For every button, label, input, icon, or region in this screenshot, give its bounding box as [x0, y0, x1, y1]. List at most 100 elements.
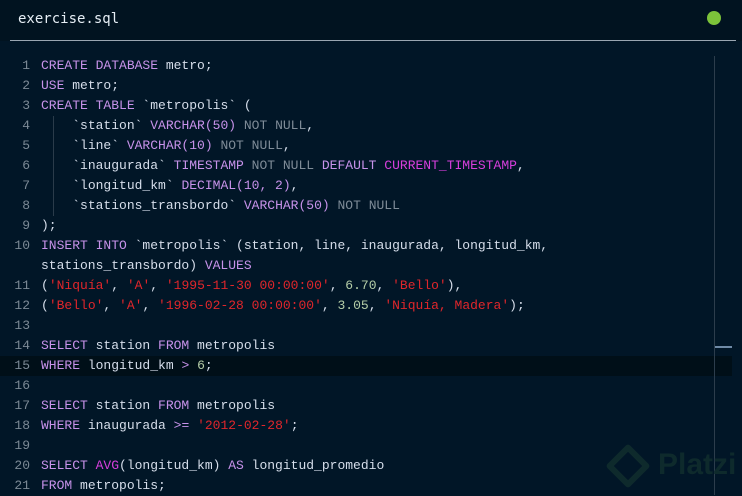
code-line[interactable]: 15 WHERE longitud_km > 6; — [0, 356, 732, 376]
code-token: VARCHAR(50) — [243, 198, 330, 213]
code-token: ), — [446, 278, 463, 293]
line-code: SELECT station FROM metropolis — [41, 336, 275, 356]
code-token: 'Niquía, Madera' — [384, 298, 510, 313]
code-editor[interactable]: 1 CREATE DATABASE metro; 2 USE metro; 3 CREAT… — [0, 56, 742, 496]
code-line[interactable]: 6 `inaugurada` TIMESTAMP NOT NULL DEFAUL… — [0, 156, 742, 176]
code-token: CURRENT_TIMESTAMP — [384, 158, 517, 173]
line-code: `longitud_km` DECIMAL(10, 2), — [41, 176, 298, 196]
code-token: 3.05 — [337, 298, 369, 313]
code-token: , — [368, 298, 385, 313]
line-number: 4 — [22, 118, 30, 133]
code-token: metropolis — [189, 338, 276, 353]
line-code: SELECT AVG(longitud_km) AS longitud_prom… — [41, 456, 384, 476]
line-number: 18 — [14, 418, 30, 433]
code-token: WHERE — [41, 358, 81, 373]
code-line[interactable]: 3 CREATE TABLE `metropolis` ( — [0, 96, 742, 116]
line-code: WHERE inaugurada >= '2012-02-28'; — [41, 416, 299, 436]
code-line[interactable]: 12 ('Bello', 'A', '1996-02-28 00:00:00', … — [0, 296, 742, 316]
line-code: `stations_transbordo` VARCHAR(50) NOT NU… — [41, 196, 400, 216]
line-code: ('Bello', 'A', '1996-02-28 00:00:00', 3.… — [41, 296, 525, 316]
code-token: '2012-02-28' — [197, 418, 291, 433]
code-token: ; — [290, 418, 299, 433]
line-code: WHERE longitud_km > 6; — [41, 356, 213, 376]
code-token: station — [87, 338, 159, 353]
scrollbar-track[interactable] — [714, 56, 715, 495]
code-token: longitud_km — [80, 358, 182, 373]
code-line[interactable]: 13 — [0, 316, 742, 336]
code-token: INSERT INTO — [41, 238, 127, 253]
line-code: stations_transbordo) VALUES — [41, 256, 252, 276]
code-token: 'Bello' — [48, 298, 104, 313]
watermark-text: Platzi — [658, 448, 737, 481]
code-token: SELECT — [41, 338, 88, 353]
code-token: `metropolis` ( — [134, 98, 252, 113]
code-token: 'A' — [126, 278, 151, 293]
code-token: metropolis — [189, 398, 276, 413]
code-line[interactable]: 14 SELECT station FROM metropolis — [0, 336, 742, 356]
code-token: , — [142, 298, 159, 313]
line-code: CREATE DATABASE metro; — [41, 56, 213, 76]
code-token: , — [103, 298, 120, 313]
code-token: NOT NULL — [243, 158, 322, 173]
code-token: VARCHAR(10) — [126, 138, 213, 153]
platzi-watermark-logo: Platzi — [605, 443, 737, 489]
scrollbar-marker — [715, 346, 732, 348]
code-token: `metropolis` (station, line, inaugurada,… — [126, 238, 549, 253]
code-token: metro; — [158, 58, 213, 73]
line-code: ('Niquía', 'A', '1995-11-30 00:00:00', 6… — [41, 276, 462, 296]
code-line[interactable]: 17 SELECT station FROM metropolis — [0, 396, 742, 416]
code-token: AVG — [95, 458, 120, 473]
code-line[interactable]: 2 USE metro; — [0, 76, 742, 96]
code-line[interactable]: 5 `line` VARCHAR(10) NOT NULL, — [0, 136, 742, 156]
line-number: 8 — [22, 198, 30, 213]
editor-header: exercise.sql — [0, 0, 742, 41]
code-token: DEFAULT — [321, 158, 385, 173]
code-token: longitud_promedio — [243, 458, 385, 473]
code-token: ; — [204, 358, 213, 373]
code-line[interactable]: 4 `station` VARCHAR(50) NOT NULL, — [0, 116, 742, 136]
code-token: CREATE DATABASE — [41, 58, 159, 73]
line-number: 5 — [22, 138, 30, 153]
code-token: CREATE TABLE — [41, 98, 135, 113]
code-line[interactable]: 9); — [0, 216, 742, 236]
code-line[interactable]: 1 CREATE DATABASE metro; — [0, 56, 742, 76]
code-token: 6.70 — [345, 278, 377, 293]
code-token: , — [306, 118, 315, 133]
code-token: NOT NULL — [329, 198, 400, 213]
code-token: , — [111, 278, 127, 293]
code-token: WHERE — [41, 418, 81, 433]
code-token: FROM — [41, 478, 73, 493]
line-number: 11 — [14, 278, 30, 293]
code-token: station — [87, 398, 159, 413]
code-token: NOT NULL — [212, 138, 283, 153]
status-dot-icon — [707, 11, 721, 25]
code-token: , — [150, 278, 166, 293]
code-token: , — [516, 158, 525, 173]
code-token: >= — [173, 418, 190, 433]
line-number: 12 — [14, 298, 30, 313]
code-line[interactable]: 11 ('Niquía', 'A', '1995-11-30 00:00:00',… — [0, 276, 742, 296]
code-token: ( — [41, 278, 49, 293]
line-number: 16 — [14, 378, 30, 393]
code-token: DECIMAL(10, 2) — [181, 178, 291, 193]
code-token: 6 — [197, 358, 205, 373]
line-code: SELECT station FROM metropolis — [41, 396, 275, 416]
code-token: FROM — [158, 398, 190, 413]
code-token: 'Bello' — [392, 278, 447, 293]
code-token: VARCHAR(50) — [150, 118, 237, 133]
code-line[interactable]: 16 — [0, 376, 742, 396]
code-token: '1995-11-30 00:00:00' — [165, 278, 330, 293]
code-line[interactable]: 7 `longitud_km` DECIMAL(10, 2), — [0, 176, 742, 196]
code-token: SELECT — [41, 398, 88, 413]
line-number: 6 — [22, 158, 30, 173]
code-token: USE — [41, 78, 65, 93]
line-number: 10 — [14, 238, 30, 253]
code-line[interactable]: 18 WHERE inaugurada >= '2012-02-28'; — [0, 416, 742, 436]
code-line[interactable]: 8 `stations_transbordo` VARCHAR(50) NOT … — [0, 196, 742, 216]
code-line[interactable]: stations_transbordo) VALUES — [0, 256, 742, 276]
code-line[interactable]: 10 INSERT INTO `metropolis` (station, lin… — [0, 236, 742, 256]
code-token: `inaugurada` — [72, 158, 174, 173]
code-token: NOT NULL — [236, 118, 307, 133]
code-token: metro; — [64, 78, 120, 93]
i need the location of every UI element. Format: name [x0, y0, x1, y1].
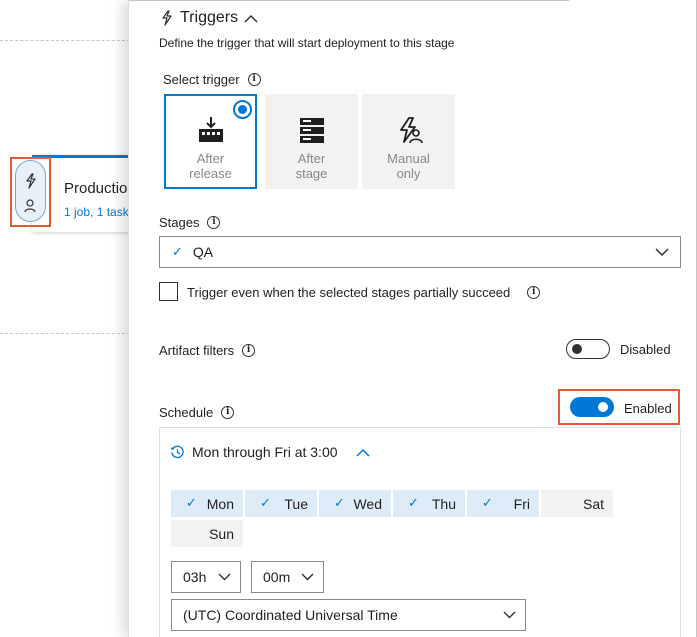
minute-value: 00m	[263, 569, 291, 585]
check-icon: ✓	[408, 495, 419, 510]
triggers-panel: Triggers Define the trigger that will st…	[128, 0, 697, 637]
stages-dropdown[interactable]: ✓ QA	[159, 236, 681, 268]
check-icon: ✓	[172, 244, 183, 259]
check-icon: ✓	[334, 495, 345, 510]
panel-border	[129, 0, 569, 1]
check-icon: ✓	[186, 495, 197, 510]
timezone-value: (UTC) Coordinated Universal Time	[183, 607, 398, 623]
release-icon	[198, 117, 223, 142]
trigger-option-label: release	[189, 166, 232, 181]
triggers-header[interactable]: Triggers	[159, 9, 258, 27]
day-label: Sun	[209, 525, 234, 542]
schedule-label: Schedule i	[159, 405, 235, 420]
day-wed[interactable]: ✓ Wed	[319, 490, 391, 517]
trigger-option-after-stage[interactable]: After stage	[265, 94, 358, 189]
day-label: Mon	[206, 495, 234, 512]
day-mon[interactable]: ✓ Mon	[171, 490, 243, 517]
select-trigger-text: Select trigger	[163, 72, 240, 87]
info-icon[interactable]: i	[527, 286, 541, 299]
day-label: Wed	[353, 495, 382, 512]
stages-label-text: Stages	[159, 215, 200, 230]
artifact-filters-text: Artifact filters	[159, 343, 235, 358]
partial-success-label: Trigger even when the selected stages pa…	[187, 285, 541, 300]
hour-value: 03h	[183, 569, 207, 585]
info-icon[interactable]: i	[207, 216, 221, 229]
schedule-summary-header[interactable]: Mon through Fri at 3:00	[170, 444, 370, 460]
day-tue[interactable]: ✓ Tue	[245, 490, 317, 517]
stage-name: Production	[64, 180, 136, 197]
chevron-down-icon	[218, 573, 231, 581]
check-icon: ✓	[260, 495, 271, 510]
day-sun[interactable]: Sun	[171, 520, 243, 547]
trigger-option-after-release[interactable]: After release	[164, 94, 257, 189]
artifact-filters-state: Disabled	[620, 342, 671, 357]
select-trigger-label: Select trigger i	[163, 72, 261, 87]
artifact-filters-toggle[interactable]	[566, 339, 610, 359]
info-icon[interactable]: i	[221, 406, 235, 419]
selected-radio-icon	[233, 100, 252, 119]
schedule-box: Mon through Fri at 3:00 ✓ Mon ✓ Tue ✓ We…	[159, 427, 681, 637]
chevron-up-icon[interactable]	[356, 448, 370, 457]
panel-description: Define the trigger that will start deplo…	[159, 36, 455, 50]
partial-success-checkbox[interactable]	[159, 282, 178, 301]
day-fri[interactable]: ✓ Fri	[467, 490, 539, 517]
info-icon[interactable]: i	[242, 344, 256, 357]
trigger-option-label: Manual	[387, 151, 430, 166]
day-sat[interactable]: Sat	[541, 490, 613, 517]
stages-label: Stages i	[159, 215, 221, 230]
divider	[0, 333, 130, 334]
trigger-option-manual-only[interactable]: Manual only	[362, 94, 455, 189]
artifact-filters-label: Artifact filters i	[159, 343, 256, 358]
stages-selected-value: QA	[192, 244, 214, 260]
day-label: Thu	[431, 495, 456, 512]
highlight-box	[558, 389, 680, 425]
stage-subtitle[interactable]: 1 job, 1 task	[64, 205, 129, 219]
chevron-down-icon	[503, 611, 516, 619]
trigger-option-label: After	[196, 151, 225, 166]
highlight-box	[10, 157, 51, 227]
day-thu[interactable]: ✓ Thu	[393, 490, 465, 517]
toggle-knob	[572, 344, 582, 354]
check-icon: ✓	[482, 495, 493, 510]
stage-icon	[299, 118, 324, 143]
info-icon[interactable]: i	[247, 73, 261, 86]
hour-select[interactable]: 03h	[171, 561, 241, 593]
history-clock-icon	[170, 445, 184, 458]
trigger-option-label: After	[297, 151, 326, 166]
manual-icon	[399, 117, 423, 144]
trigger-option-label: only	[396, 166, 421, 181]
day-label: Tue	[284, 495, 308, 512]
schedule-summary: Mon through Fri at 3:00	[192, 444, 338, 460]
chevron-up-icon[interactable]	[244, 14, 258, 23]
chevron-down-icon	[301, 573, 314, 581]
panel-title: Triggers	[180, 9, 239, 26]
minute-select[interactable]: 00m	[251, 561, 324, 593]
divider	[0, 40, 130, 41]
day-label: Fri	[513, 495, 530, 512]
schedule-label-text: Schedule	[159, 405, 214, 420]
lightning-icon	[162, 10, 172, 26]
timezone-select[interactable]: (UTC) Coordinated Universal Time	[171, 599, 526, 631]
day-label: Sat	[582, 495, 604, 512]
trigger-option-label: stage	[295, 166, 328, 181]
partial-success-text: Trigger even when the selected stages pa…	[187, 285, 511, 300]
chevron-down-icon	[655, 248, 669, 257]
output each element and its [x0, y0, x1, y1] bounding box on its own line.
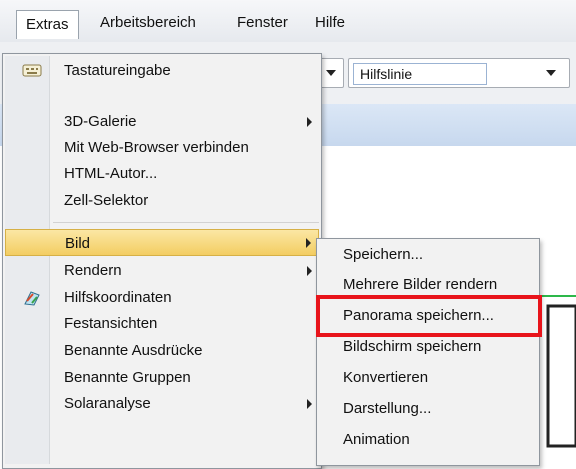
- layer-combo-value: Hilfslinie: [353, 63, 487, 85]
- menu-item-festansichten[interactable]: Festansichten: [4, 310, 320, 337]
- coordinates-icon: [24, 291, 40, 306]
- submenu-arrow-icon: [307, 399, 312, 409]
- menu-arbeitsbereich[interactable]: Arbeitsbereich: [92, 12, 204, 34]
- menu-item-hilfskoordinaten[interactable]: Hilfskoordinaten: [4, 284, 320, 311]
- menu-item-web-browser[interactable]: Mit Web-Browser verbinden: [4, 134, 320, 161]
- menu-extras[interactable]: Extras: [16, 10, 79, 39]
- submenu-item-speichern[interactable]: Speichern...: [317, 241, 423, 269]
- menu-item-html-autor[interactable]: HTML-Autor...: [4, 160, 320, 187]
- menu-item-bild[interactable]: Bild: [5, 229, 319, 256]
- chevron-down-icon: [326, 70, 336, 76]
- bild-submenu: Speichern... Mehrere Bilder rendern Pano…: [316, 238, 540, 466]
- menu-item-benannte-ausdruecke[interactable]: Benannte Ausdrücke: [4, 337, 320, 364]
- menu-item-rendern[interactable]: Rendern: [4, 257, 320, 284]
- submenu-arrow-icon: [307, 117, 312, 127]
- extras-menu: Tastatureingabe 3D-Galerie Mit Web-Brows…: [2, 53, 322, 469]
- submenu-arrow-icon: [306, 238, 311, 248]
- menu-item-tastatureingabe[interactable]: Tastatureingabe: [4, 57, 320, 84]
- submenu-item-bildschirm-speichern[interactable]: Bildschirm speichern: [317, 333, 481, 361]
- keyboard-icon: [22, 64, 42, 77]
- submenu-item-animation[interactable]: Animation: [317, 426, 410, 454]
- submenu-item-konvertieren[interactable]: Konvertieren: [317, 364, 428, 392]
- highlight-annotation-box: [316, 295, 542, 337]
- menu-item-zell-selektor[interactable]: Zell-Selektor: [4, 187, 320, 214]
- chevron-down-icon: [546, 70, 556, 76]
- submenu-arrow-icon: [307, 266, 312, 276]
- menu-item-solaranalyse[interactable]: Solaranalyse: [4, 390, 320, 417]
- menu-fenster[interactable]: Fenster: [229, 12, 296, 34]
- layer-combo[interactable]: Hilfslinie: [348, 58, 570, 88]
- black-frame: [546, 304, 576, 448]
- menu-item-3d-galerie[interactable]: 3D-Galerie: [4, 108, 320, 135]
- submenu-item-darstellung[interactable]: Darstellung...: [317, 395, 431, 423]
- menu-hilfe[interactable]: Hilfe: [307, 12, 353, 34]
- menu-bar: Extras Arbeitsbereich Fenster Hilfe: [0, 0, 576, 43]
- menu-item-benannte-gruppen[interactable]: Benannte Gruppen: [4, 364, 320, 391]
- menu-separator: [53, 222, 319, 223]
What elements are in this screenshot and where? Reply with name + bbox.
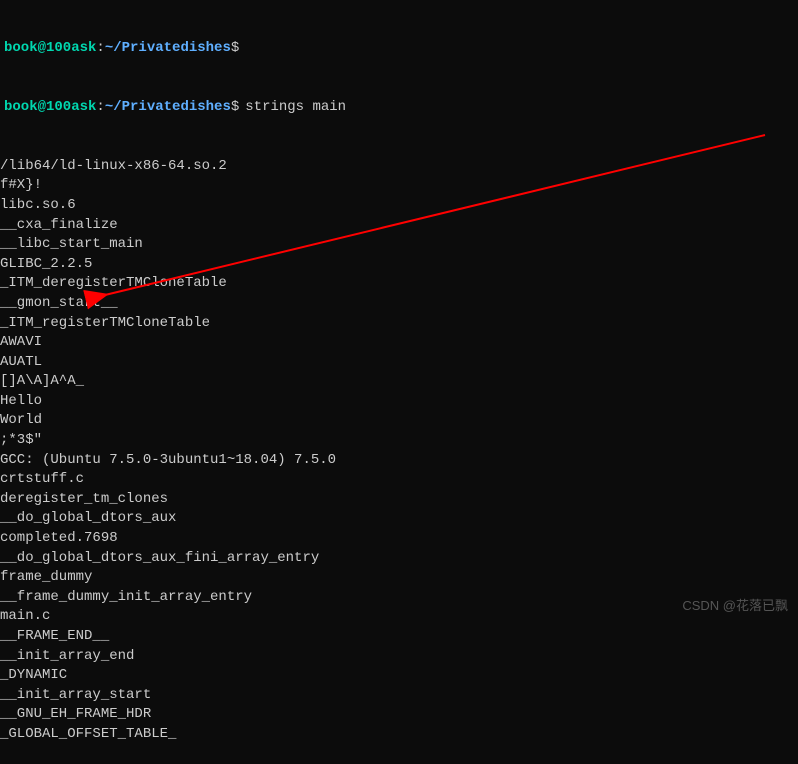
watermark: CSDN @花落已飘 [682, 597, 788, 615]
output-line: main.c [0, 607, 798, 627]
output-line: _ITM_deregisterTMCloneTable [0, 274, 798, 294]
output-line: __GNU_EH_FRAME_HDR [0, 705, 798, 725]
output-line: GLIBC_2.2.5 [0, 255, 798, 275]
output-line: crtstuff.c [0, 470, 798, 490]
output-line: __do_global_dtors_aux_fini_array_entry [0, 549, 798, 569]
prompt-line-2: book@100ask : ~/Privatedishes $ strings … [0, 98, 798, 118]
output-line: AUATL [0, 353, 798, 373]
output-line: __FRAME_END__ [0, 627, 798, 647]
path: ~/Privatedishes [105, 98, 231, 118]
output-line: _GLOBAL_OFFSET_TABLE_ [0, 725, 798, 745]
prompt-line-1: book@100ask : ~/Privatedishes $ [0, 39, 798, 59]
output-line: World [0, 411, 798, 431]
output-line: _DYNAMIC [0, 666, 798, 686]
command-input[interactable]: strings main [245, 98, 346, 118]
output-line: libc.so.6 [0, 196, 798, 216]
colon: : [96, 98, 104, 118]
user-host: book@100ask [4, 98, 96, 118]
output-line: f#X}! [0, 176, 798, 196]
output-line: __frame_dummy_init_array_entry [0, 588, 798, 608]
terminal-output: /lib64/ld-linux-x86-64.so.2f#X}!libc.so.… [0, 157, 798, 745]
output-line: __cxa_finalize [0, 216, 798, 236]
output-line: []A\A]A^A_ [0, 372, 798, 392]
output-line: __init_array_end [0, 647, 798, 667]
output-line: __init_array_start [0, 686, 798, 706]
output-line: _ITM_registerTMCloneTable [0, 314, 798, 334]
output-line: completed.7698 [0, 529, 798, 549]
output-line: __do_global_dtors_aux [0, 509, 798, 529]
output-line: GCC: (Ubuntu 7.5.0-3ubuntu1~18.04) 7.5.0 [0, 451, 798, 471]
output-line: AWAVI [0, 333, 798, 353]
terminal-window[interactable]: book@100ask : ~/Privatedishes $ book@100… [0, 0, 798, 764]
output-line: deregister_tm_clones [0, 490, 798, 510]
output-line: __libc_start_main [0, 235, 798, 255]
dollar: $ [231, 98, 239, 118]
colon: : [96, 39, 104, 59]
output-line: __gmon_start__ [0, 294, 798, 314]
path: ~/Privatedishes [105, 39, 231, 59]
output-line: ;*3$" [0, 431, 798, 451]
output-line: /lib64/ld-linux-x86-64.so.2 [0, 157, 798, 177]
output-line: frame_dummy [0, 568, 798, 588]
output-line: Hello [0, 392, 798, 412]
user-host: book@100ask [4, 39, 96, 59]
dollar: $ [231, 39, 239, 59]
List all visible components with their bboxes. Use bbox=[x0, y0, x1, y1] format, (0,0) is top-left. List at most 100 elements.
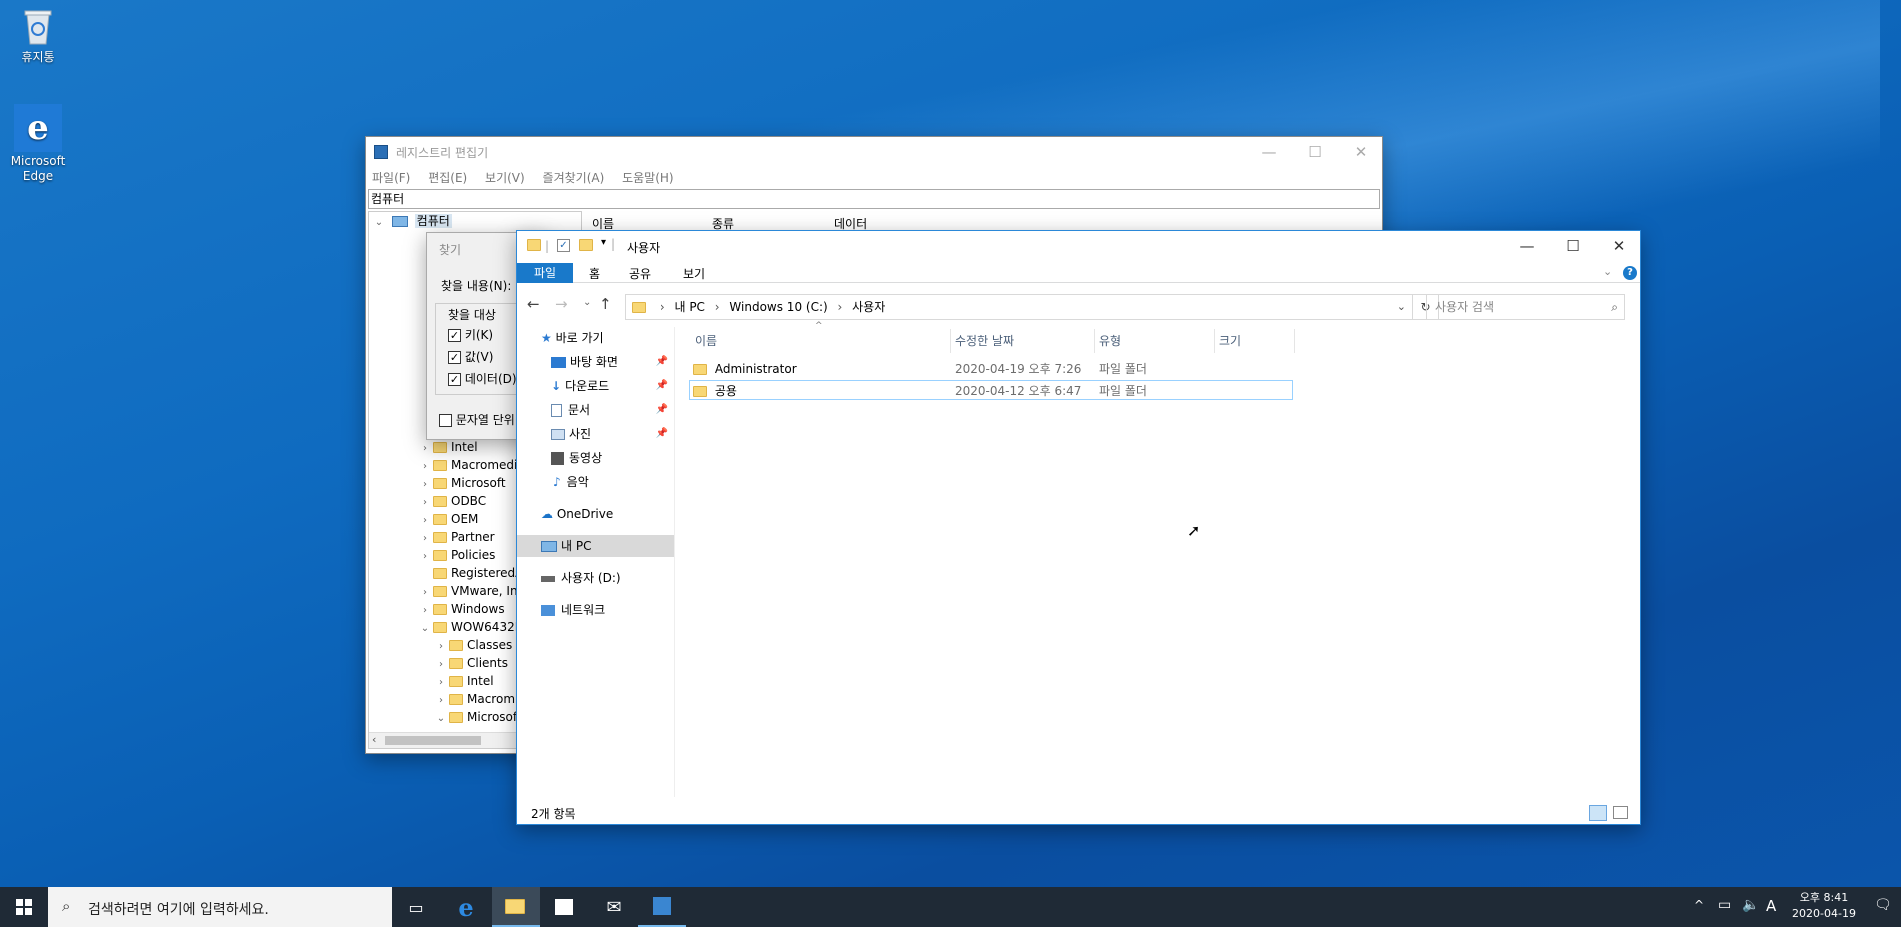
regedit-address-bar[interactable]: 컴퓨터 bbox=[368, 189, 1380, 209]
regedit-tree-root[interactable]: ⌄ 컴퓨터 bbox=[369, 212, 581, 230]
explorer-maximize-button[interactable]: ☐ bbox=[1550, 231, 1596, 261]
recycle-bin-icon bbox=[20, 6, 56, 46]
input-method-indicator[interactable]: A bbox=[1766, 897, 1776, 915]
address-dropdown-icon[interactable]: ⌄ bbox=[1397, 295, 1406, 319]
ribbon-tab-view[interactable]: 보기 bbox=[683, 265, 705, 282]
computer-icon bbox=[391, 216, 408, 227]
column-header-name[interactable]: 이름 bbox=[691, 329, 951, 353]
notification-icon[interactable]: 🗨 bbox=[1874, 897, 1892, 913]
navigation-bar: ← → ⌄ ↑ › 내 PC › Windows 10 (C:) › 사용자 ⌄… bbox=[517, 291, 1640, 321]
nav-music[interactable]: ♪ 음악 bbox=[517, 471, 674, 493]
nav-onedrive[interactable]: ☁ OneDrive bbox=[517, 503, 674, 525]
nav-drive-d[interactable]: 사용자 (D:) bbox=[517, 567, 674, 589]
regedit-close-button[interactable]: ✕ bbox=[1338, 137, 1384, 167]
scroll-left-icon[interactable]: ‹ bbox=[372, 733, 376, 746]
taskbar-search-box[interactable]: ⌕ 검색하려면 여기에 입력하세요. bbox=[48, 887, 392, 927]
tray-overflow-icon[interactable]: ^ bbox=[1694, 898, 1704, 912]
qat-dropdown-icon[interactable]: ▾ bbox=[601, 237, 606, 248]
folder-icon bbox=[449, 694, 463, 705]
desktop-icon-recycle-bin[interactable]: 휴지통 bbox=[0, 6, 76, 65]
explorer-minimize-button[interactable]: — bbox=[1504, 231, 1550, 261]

□ □ □ □

_Aim of the task_. Please retype the lines of the records from the one that contains "code-line[interactable]: 15 WHERE" through the one that contains "code-token: 3.05 — [337, 298, 369, 313]", with both of those lines included and every character unchanged.

_Solved exercise_.
code-line[interactable]: 15 WHERE longitud_km > 6; — [0, 356, 732, 376]
code-token: VARCHAR(50) — [243, 198, 330, 213]
code-token: ), — [446, 278, 463, 293]
line-code: SELECT station FROM metropolis — [41, 336, 275, 356]
code-token: 'Niquía, Madera' — [384, 298, 510, 313]
code-editor[interactable]: 1 CREATE DATABASE metro; 2 USE metro; 3 CREAT… — [0, 56, 742, 496]
code-line[interactable]: 6 `inaugurada` TIMESTAMP NOT NULL DEFAUL… — [0, 156, 742, 176]
code-token: CURRENT_TIMESTAMP — [384, 158, 517, 173]
line-code: `longitud_km` DECIMAL(10, 2), — [41, 176, 298, 196]
code-token: 3.05 — [337, 298, 369, 313]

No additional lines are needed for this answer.